*DATASET*
_ _ _ _
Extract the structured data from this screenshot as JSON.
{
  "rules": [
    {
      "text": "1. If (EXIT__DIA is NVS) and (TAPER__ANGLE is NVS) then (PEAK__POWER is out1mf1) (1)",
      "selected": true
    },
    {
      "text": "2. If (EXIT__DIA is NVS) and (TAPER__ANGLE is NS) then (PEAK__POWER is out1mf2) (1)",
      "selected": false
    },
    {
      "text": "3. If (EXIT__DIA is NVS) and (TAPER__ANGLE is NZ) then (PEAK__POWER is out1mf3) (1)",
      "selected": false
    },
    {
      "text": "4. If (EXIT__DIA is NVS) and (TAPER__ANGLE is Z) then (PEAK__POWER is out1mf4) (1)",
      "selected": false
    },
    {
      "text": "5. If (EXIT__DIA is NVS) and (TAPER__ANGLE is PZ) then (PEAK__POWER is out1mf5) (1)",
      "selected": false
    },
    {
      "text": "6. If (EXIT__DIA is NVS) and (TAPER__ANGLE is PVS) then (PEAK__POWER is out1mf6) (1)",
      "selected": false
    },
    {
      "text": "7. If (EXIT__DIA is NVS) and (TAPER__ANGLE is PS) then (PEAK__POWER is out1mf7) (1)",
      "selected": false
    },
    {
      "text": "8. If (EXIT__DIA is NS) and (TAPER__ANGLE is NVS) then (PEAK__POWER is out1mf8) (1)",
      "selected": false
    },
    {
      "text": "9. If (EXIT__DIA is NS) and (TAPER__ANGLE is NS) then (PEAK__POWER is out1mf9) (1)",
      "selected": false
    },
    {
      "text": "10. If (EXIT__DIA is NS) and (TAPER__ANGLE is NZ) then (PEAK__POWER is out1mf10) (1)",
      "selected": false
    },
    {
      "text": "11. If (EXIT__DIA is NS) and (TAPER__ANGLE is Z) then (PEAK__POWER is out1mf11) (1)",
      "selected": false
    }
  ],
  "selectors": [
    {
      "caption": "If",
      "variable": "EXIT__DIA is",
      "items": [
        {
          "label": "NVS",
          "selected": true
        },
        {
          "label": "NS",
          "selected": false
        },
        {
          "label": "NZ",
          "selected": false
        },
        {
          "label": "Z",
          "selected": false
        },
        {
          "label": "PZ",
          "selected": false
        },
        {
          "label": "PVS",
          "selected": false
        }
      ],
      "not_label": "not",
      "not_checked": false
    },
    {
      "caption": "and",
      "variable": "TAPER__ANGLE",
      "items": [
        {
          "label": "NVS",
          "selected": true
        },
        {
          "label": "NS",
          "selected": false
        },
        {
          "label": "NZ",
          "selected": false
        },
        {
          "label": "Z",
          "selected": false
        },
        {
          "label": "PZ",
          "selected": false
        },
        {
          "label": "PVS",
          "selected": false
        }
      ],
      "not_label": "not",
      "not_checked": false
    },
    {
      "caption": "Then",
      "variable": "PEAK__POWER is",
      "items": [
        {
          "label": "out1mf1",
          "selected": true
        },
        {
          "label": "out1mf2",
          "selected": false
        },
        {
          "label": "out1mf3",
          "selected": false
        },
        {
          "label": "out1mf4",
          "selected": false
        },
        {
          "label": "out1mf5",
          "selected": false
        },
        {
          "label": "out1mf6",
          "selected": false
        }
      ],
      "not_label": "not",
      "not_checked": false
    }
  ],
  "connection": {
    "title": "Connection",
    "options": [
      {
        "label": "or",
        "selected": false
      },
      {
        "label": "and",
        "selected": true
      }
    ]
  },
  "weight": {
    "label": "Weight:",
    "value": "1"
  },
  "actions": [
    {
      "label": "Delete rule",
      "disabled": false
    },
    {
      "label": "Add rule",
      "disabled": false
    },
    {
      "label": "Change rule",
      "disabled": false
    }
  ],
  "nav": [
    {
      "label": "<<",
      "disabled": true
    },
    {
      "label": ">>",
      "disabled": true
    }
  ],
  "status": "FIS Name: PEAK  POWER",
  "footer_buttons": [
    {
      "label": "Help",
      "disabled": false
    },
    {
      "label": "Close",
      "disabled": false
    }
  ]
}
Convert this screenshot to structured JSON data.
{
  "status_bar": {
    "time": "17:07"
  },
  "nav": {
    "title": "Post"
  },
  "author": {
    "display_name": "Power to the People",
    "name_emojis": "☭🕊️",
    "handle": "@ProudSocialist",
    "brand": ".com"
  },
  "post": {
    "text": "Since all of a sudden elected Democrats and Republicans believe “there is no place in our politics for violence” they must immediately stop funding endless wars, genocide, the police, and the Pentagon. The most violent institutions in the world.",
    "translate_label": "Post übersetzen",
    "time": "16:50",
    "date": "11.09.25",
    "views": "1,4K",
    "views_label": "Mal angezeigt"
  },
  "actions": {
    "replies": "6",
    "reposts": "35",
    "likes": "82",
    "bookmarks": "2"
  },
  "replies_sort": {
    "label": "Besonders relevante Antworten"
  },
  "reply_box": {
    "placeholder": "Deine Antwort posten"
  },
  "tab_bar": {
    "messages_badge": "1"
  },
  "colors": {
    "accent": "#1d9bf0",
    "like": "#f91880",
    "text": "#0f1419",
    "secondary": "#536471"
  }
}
_ _ _ _
*REQUIRED TASK*
Identify all lines where the word "variable" shows up. Copy them.

*EXPECTED OUTPUT*
      "variable": "EXIT__DIA is",
      "variable": "TAPER__ANGLE",
      "variable": "PEAK__POWER is",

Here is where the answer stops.